++++ ITEMS ++++
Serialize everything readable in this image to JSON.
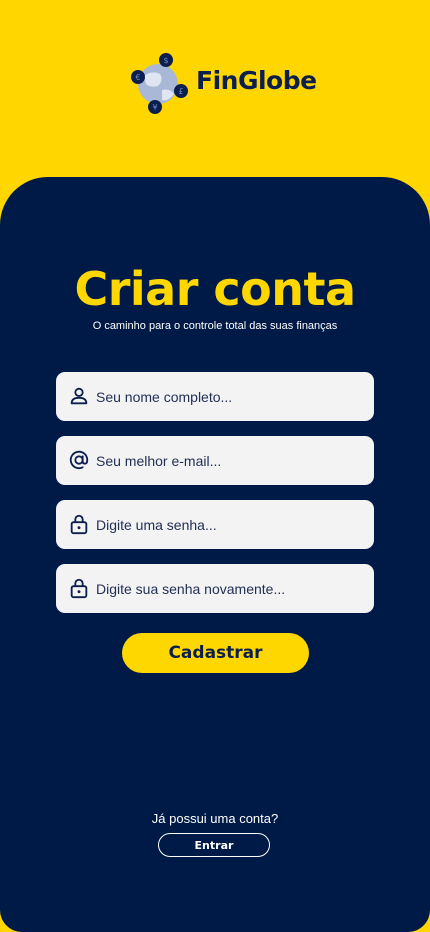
{
  "brand": {
    "name": "FinGlobe",
    "logo_icon": "globe-with-currency-icons",
    "currency_symbols": [
      "$",
      "€",
      "£",
      "¥"
    ]
  },
  "colors": {
    "yellow": "#ffd700",
    "navy": "#001a47",
    "field_bg": "#f3f3f4",
    "text_dark": "#0b1e4d"
  },
  "signup": {
    "title": "Criar conta",
    "subtitle": "O caminho para o controle total das suas finanças",
    "fields": [
      {
        "icon": "user-icon",
        "placeholder": "Seu nome completo...",
        "value": ""
      },
      {
        "icon": "at-sign-icon",
        "placeholder": "Seu melhor e-mail...",
        "value": ""
      },
      {
        "icon": "lock-icon",
        "placeholder": "Digite uma senha...",
        "value": ""
      },
      {
        "icon": "lock-icon",
        "placeholder": "Digite sua senha novamente...",
        "value": ""
      }
    ],
    "submit_label": "Cadastrar"
  },
  "login": {
    "question": "Já possui uma conta?",
    "button_label": "Entrar"
  }
}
++++
# [TASK INSTRUCTIONS]
Copy the data word for word. Pictures do not go in the copy.

# [WRITTEN RESPONSE]
Serialize everything readable in this image to JSON.
{
  "brand": {
    "name": "FinGlobe",
    "logo_icon": "globe-with-currency-icons",
    "currency_symbols": [
      "$",
      "€",
      "£",
      "¥"
    ]
  },
  "colors": {
    "yellow": "#ffd700",
    "navy": "#001a47",
    "field_bg": "#f3f3f4",
    "text_dark": "#0b1e4d"
  },
  "signup": {
    "title": "Criar conta",
    "subtitle": "O caminho para o controle total das suas finanças",
    "fields": [
      {
        "icon": "user-icon",
        "placeholder": "Seu nome completo...",
        "value": ""
      },
      {
        "icon": "at-sign-icon",
        "placeholder": "Seu melhor e-mail...",
        "value": ""
      },
      {
        "icon": "lock-icon",
        "placeholder": "Digite uma senha...",
        "value": ""
      },
      {
        "icon": "lock-icon",
        "placeholder": "Digite sua senha novamente...",
        "value": ""
      }
    ],
    "submit_label": "Cadastrar"
  },
  "login": {
    "question": "Já possui uma conta?",
    "button_label": "Entrar"
  }
}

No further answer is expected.